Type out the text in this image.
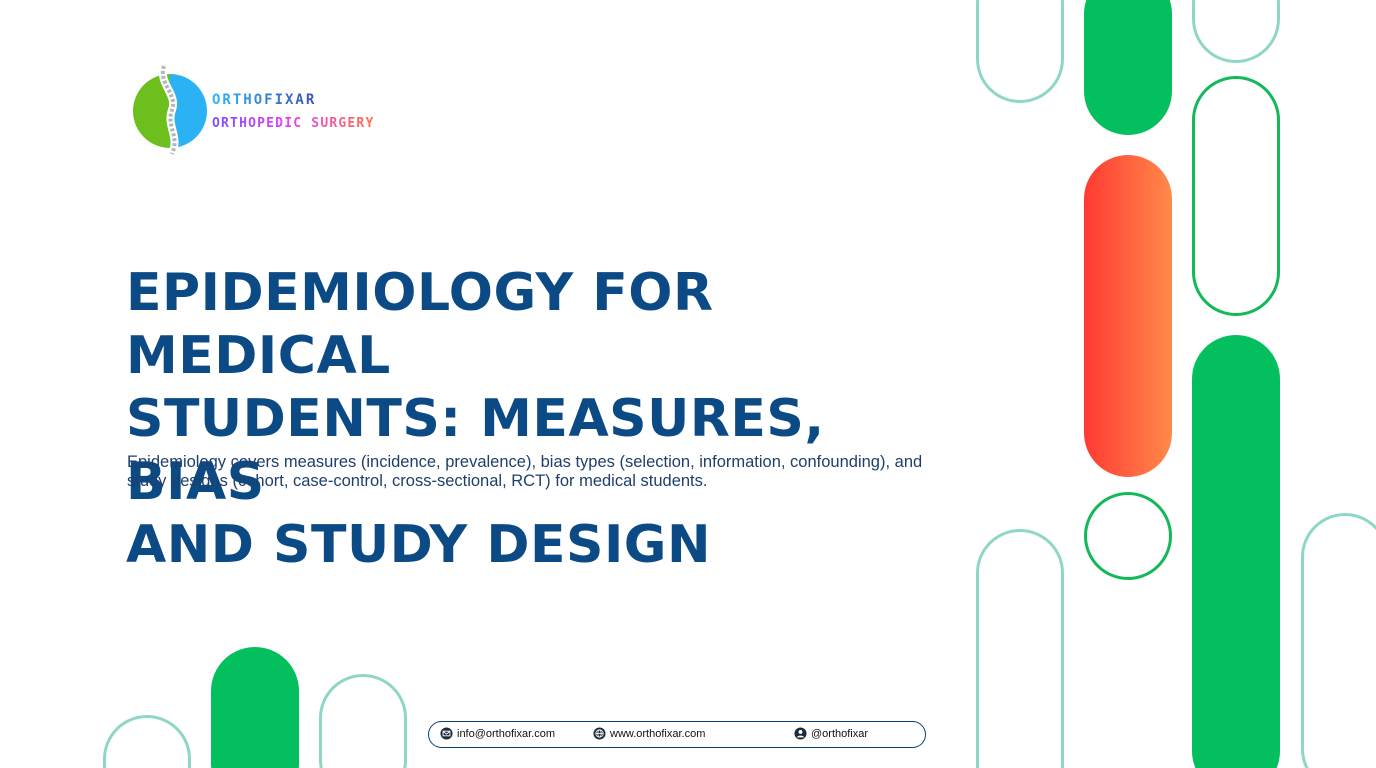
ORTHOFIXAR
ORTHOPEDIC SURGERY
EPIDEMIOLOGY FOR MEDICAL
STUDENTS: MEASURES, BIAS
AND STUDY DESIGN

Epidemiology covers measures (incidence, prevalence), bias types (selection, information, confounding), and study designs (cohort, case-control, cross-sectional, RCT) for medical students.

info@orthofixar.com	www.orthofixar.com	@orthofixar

==

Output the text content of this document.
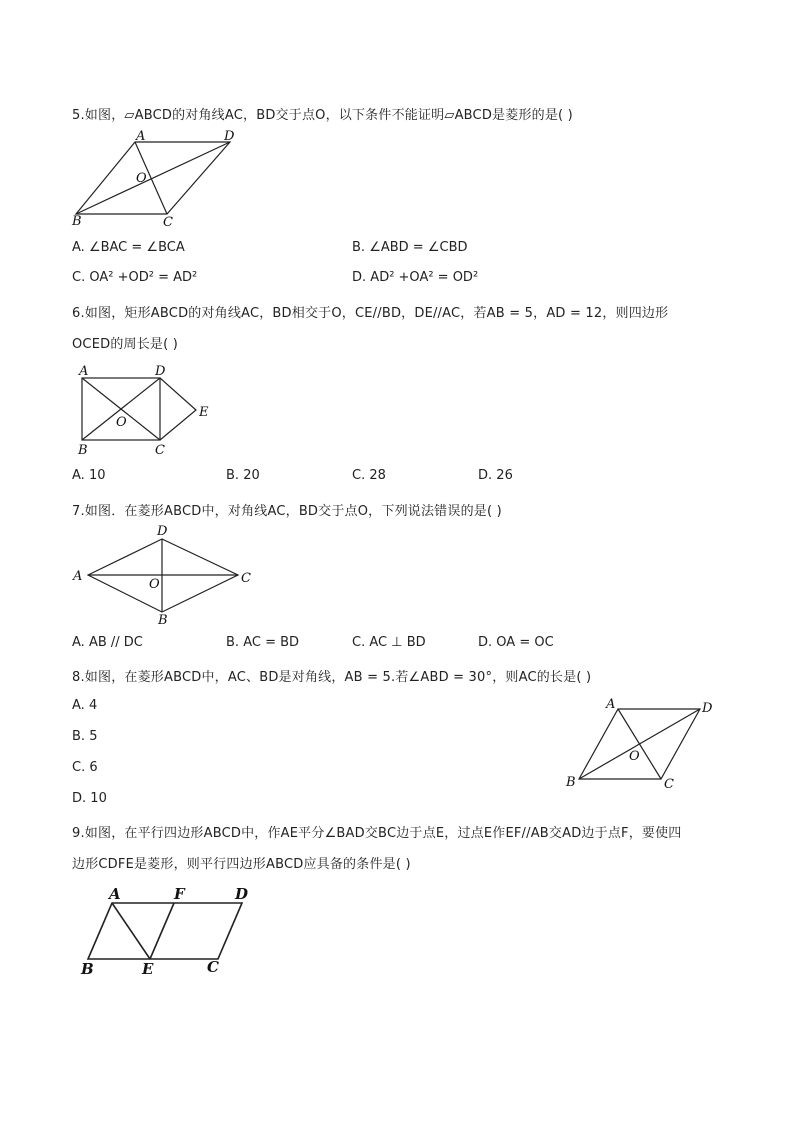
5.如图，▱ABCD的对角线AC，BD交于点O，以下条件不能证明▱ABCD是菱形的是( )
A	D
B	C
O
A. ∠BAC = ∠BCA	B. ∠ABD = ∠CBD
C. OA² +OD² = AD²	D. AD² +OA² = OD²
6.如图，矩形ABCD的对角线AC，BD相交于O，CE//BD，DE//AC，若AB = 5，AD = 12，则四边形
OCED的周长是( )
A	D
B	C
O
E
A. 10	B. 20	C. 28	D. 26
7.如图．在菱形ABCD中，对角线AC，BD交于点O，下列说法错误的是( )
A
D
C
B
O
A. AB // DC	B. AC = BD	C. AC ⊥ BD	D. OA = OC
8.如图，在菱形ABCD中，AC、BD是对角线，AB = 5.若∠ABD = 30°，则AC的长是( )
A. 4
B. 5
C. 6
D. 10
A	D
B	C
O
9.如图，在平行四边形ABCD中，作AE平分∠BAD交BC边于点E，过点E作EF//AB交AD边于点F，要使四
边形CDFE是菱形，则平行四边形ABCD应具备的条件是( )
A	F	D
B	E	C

**GIVEN INSTRUCTION**
Which lines of the material contain the string "BD交于点O"? List each of them.

**FINISHED TASK**
5.如图，▱ABCD的对角线AC，BD交于点O，以下条件不能证明▱ABCD是菱形的是( )
7.如图．在菱形ABCD中，对角线AC，BD交于点O，下列说法错误的是( )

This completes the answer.